Select the lines below containing the word "this".

Extracted data »
┄┄┄┄┄┄
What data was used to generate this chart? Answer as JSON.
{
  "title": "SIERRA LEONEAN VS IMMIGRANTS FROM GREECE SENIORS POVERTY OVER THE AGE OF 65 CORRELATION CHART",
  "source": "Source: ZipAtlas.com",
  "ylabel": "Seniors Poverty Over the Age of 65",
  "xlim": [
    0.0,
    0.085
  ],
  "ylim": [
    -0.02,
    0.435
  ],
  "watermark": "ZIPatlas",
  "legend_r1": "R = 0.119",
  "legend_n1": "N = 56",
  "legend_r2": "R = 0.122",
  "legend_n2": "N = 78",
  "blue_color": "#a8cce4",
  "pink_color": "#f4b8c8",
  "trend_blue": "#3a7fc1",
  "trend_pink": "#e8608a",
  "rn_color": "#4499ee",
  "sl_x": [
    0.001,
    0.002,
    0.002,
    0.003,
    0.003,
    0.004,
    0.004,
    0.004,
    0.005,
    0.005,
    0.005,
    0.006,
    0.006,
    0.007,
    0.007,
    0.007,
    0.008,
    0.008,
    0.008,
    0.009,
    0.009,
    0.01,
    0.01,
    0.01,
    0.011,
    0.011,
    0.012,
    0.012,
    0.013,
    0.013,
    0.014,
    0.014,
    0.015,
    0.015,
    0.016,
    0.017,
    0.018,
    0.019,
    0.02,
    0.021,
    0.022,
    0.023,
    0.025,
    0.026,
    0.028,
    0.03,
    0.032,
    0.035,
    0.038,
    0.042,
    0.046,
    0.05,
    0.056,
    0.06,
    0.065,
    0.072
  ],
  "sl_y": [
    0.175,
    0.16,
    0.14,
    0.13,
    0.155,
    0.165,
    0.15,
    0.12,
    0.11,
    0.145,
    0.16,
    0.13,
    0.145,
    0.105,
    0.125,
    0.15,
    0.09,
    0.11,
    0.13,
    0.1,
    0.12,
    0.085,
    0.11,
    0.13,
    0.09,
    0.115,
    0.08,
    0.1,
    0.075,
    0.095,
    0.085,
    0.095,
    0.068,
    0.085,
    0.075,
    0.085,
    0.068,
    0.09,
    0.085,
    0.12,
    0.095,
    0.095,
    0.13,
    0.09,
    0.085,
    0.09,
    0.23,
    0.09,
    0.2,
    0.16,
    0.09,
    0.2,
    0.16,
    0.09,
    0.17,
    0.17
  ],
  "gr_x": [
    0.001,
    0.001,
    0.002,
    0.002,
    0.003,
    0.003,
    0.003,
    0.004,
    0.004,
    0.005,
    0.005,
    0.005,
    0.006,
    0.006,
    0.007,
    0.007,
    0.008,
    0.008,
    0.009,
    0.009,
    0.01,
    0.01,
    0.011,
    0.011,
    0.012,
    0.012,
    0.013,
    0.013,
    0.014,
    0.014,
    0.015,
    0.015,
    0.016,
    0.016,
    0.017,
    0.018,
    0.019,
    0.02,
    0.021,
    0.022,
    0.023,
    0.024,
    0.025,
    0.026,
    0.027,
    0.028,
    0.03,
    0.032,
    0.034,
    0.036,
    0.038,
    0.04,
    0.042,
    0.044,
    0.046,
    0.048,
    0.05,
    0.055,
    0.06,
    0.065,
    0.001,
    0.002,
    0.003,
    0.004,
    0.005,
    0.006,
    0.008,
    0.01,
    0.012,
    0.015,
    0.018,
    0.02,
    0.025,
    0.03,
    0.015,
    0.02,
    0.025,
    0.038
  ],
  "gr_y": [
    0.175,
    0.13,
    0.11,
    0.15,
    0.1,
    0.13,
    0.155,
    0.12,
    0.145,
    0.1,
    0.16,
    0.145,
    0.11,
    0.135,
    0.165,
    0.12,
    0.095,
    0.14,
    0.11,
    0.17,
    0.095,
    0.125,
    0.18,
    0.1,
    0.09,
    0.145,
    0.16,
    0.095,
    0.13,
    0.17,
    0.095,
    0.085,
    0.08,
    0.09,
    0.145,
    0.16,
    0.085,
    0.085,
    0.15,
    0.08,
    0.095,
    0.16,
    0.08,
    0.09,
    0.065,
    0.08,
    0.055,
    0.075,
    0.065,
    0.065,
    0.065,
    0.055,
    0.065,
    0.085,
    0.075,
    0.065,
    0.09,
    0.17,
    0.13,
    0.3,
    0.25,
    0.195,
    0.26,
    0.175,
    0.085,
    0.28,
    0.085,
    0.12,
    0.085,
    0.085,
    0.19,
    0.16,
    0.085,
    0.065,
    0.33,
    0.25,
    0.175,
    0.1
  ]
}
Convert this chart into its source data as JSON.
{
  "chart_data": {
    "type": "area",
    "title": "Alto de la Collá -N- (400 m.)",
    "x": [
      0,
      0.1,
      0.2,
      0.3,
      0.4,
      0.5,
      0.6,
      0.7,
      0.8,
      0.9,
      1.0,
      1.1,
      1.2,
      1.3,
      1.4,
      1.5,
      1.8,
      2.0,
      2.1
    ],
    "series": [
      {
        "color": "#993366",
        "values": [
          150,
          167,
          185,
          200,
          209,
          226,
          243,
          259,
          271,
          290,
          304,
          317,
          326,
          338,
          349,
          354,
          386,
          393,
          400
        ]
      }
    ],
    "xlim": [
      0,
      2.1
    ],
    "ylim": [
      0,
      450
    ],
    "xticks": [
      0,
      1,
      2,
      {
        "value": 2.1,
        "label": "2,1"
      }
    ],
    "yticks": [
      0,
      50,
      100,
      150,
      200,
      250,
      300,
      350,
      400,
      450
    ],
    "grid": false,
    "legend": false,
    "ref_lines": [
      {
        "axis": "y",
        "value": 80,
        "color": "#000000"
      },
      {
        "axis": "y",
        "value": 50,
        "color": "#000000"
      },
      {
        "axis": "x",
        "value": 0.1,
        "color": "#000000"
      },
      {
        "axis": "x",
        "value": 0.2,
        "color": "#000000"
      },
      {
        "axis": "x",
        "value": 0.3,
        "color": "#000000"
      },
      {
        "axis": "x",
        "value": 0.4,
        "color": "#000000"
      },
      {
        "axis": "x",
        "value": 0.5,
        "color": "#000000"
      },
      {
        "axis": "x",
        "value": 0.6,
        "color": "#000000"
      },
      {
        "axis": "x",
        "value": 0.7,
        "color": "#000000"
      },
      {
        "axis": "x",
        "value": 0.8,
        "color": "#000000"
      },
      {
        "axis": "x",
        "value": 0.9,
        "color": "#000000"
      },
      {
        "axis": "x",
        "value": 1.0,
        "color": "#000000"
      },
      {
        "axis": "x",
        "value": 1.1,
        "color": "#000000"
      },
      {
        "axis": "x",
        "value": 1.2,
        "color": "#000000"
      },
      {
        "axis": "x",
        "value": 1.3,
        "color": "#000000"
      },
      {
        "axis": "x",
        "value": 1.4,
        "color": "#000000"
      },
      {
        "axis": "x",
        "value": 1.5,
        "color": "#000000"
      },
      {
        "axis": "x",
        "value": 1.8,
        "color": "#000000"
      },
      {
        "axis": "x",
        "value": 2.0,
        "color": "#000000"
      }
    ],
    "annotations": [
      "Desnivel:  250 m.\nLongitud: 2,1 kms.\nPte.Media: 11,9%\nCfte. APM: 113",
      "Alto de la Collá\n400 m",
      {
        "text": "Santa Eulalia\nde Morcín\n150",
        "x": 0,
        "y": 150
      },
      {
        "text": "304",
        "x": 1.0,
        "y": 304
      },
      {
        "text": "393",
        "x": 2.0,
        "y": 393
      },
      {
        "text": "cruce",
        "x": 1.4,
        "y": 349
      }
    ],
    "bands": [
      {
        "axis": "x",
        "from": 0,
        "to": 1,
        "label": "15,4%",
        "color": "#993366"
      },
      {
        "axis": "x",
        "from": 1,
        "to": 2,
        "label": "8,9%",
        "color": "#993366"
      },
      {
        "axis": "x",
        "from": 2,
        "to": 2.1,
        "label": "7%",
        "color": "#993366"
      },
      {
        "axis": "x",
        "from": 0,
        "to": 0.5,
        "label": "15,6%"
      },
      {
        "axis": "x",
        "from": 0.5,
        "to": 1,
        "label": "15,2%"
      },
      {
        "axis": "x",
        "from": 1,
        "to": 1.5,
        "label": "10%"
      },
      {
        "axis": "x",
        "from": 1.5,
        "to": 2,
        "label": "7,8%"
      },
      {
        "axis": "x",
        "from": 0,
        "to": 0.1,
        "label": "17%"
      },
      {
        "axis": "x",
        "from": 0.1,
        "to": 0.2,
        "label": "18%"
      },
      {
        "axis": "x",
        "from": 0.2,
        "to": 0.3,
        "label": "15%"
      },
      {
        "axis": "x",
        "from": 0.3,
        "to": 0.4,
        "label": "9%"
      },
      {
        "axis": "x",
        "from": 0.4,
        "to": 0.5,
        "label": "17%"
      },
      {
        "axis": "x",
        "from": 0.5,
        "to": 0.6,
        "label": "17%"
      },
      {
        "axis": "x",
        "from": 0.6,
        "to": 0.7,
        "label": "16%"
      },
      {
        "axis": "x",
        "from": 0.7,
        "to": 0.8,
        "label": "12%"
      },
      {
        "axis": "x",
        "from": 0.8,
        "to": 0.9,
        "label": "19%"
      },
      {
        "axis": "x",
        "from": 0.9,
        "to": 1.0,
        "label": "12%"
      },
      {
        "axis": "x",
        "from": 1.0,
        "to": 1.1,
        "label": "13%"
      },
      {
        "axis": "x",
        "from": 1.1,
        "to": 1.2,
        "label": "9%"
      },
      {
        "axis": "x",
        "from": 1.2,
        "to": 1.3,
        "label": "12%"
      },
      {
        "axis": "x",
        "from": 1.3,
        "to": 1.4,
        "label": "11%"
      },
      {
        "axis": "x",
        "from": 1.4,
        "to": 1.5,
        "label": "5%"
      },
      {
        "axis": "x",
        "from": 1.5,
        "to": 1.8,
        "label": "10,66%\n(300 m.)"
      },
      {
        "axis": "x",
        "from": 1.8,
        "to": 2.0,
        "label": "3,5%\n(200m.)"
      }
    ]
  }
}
┄┄┄┄┄┄
Solved exercise »
What data was used to generate this chart? Answer as JSON.
Convert this chart into its source data as JSON.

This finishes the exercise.